[BEGIN]
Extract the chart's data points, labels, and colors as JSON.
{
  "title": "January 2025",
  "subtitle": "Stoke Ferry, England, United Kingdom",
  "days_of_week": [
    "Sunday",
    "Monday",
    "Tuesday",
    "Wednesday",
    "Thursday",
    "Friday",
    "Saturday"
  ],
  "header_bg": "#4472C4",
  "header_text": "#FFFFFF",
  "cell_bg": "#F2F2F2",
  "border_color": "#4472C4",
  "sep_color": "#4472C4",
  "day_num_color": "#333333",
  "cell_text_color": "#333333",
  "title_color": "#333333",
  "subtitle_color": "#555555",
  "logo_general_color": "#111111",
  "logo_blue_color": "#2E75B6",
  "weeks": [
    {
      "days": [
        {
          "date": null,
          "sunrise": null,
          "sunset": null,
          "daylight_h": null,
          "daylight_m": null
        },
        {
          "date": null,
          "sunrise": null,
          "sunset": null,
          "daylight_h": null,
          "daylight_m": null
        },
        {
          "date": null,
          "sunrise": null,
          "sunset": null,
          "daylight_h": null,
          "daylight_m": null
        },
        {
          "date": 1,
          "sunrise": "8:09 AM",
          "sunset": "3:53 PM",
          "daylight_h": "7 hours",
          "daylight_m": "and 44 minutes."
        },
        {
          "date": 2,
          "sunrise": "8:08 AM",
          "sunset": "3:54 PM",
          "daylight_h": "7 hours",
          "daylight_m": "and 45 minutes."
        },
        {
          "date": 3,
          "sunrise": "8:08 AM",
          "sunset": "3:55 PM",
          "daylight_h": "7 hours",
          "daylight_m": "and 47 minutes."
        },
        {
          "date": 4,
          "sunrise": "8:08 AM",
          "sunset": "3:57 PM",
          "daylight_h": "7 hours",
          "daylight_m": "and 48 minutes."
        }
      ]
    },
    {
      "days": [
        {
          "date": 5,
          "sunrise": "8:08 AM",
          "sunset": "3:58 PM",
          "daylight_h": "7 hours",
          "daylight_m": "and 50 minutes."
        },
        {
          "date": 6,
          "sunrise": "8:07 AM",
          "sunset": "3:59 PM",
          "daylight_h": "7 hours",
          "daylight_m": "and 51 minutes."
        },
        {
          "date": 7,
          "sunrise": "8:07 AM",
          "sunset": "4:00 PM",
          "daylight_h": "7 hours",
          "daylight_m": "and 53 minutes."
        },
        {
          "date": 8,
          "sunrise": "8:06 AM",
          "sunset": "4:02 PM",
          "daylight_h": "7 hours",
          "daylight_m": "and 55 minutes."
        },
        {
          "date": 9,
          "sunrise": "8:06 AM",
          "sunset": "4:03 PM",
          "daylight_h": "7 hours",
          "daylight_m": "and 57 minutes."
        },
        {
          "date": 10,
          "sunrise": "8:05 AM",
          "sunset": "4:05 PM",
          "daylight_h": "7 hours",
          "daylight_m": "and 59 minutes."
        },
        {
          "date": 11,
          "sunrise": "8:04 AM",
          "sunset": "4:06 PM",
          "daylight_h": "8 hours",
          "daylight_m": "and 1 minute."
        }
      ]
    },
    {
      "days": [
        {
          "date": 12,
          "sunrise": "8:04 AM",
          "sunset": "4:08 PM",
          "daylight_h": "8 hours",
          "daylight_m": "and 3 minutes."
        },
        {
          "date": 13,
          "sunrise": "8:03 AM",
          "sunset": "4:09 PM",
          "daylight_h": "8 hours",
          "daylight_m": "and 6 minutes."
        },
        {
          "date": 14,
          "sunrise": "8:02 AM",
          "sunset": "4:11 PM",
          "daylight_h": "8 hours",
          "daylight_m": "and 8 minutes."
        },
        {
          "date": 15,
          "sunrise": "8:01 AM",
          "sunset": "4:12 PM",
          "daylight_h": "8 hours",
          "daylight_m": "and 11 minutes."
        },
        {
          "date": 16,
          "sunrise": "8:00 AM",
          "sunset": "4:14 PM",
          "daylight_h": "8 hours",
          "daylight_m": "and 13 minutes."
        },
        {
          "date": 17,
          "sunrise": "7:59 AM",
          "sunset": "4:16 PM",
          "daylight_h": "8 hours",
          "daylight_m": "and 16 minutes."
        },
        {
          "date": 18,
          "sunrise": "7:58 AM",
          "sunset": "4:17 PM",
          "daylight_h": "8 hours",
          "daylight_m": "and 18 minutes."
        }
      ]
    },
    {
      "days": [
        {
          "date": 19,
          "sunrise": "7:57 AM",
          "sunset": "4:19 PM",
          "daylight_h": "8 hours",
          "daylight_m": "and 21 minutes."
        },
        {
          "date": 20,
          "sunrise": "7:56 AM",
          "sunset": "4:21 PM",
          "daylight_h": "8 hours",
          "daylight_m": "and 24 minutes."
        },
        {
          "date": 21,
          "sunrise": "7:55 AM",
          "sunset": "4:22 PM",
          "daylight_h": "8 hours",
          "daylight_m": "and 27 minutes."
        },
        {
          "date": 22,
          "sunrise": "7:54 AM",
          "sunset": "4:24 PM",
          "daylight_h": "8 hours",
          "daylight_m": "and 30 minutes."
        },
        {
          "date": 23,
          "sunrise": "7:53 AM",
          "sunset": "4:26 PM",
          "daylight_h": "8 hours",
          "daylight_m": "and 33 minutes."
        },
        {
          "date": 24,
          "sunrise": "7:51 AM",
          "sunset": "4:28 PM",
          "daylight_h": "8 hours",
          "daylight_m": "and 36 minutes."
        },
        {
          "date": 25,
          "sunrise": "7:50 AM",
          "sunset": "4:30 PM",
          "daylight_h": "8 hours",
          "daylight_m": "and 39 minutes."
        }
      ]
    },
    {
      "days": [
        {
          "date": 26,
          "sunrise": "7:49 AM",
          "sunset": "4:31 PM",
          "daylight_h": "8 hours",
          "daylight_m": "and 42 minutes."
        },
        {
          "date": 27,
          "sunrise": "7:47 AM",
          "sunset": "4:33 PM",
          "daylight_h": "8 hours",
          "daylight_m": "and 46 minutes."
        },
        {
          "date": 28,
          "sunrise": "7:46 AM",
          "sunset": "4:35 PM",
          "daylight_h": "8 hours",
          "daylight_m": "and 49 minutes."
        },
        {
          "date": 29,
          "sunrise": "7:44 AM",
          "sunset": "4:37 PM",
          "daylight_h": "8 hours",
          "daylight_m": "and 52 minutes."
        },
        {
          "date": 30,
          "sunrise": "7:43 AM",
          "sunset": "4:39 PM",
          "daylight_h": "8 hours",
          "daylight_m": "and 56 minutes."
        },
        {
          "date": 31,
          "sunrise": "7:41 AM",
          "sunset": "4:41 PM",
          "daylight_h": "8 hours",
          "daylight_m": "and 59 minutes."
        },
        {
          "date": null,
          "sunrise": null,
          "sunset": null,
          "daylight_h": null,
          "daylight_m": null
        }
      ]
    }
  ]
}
[END]
WHAT THE EXERCISE ASKS:
Extract each record, keeping it identical to the original.

SOLUTION TO THIS TASK:
Extract the chart's data points, labels, and colors as JSON.
{
  "title": "January 2025",
  "subtitle": "Stoke Ferry, England, United Kingdom",
  "days_of_week": [
    "Sunday",
    "Monday",
    "Tuesday",
    "Wednesday",
    "Thursday",
    "Friday",
    "Saturday"
  ],
  "header_bg": "#4472C4",
  "header_text": "#FFFFFF",
  "cell_bg": "#F2F2F2",
  "border_color": "#4472C4",
  "sep_color": "#4472C4",
  "day_num_color": "#333333",
  "cell_text_color": "#333333",
  "title_color": "#333333",
  "subtitle_color": "#555555",
  "logo_general_color": "#111111",
  "logo_blue_color": "#2E75B6",
  "weeks": [
    {
      "days": [
        {
          "date": null,
          "sunrise": null,
          "sunset": null,
          "daylight_h": null,
          "daylight_m": null
        },
        {
          "date": null,
          "sunrise": null,
          "sunset": null,
          "daylight_h": null,
          "daylight_m": null
        },
        {
          "date": null,
          "sunrise": null,
          "sunset": null,
          "daylight_h": null,
          "daylight_m": null
        },
        {
          "date": 1,
          "sunrise": "8:09 AM",
          "sunset": "3:53 PM",
          "daylight_h": "7 hours",
          "daylight_m": "and 44 minutes."
        },
        {
          "date": 2,
          "sunrise": "8:08 AM",
          "sunset": "3:54 PM",
          "daylight_h": "7 hours",
          "daylight_m": "and 45 minutes."
        },
        {
          "date": 3,
          "sunrise": "8:08 AM",
          "sunset": "3:55 PM",
          "daylight_h": "7 hours",
          "daylight_m": "and 47 minutes."
        },
        {
          "date": 4,
          "sunrise": "8:08 AM",
          "sunset": "3:57 PM",
          "daylight_h": "7 hours",
          "daylight_m": "and 48 minutes."
        }
      ]
    },
    {
      "days": [
        {
          "date": 5,
          "sunrise": "8:08 AM",
          "sunset": "3:58 PM",
          "daylight_h": "7 hours",
          "daylight_m": "and 50 minutes."
        },
        {
          "date": 6,
          "sunrise": "8:07 AM",
          "sunset": "3:59 PM",
          "daylight_h": "7 hours",
          "daylight_m": "and 51 minutes."
        },
        {
          "date": 7,
          "sunrise": "8:07 AM",
          "sunset": "4:00 PM",
          "daylight_h": "7 hours",
          "daylight_m": "and 53 minutes."
        },
        {
          "date": 8,
          "sunrise": "8:06 AM",
          "sunset": "4:02 PM",
          "daylight_h": "7 hours",
          "daylight_m": "and 55 minutes."
        },
        {
          "date": 9,
          "sunrise": "8:06 AM",
          "sunset": "4:03 PM",
          "daylight_h": "7 hours",
          "daylight_m": "and 57 minutes."
        },
        {
          "date": 10,
          "sunrise": "8:05 AM",
          "sunset": "4:05 PM",
          "daylight_h": "7 hours",
          "daylight_m": "and 59 minutes."
        },
        {
          "date": 11,
          "sunrise": "8:04 AM",
          "sunset": "4:06 PM",
          "daylight_h": "8 hours",
          "daylight_m": "and 1 minute."
        }
      ]
    },
    {
      "days": [
        {
          "date": 12,
          "sunrise": "8:04 AM",
          "sunset": "4:08 PM",
          "daylight_h": "8 hours",
          "daylight_m": "and 3 minutes."
        },
        {
          "date": 13,
          "sunrise": "8:03 AM",
          "sunset": "4:09 PM",
          "daylight_h": "8 hours",
          "daylight_m": "and 6 minutes."
        },
        {
          "date": 14,
          "sunrise": "8:02 AM",
          "sunset": "4:11 PM",
          "daylight_h": "8 hours",
          "daylight_m": "and 8 minutes."
        },
        {
          "date": 15,
          "sunrise": "8:01 AM",
          "sunset": "4:12 PM",
          "daylight_h": "8 hours",
          "daylight_m": "and 11 minutes."
        },
        {
          "date": 16,
          "sunrise": "8:00 AM",
          "sunset": "4:14 PM",
          "daylight_h": "8 hours",
          "daylight_m": "and 13 minutes."
        },
        {
          "date": 17,
          "sunrise": "7:59 AM",
          "sunset": "4:16 PM",
          "daylight_h": "8 hours",
          "daylight_m": "and 16 minutes."
        },
        {
          "date": 18,
          "sunrise": "7:58 AM",
          "sunset": "4:17 PM",
          "daylight_h": "8 hours",
          "daylight_m": "and 18 minutes."
        }
      ]
    },
    {
      "days": [
        {
          "date": 19,
          "sunrise": "7:57 AM",
          "sunset": "4:19 PM",
          "daylight_h": "8 hours",
          "daylight_m": "and 21 minutes."
        },
        {
          "date": 20,
          "sunrise": "7:56 AM",
          "sunset": "4:21 PM",
          "daylight_h": "8 hours",
          "daylight_m": "and 24 minutes."
        },
        {
          "date": 21,
          "sunrise": "7:55 AM",
          "sunset": "4:22 PM",
          "daylight_h": "8 hours",
          "daylight_m": "and 27 minutes."
        },
        {
          "date": 22,
          "sunrise": "7:54 AM",
          "sunset": "4:24 PM",
          "daylight_h": "8 hours",
          "daylight_m": "and 30 minutes."
        },
        {
          "date": 23,
          "sunrise": "7:53 AM",
          "sunset": "4:26 PM",
          "daylight_h": "8 hours",
          "daylight_m": "and 33 minutes."
        },
        {
          "date": 24,
          "sunrise": "7:51 AM",
          "sunset": "4:28 PM",
          "daylight_h": "8 hours",
          "daylight_m": "and 36 minutes."
        },
        {
          "date": 25,
          "sunrise": "7:50 AM",
          "sunset": "4:30 PM",
          "daylight_h": "8 hours",
          "daylight_m": "and 39 minutes."
        }
      ]
    },
    {
      "days": [
        {
          "date": 26,
          "sunrise": "7:49 AM",
          "sunset": "4:31 PM",
          "daylight_h": "8 hours",
          "daylight_m": "and 42 minutes."
        },
        {
          "date": 27,
          "sunrise": "7:47 AM",
          "sunset": "4:33 PM",
          "daylight_h": "8 hours",
          "daylight_m": "and 46 minutes."
        },
        {
          "date": 28,
          "sunrise": "7:46 AM",
          "sunset": "4:35 PM",
          "daylight_h": "8 hours",
          "daylight_m": "and 49 minutes."
        },
        {
          "date": 29,
          "sunrise": "7:44 AM",
          "sunset": "4:37 PM",
          "daylight_h": "8 hours",
          "daylight_m": "and 52 minutes."
        },
        {
          "date": 30,
          "sunrise": "7:43 AM",
          "sunset": "4:39 PM",
          "daylight_h": "8 hours",
          "daylight_m": "and 56 minutes."
        },
        {
          "date": 31,
          "sunrise": "7:41 AM",
          "sunset": "4:41 PM",
          "daylight_h": "8 hours",
          "daylight_m": "and 59 minutes."
        },
        {
          "date": null,
          "sunrise": null,
          "sunset": null,
          "daylight_h": null,
          "daylight_m": null
        }
      ]
    }
  ]
}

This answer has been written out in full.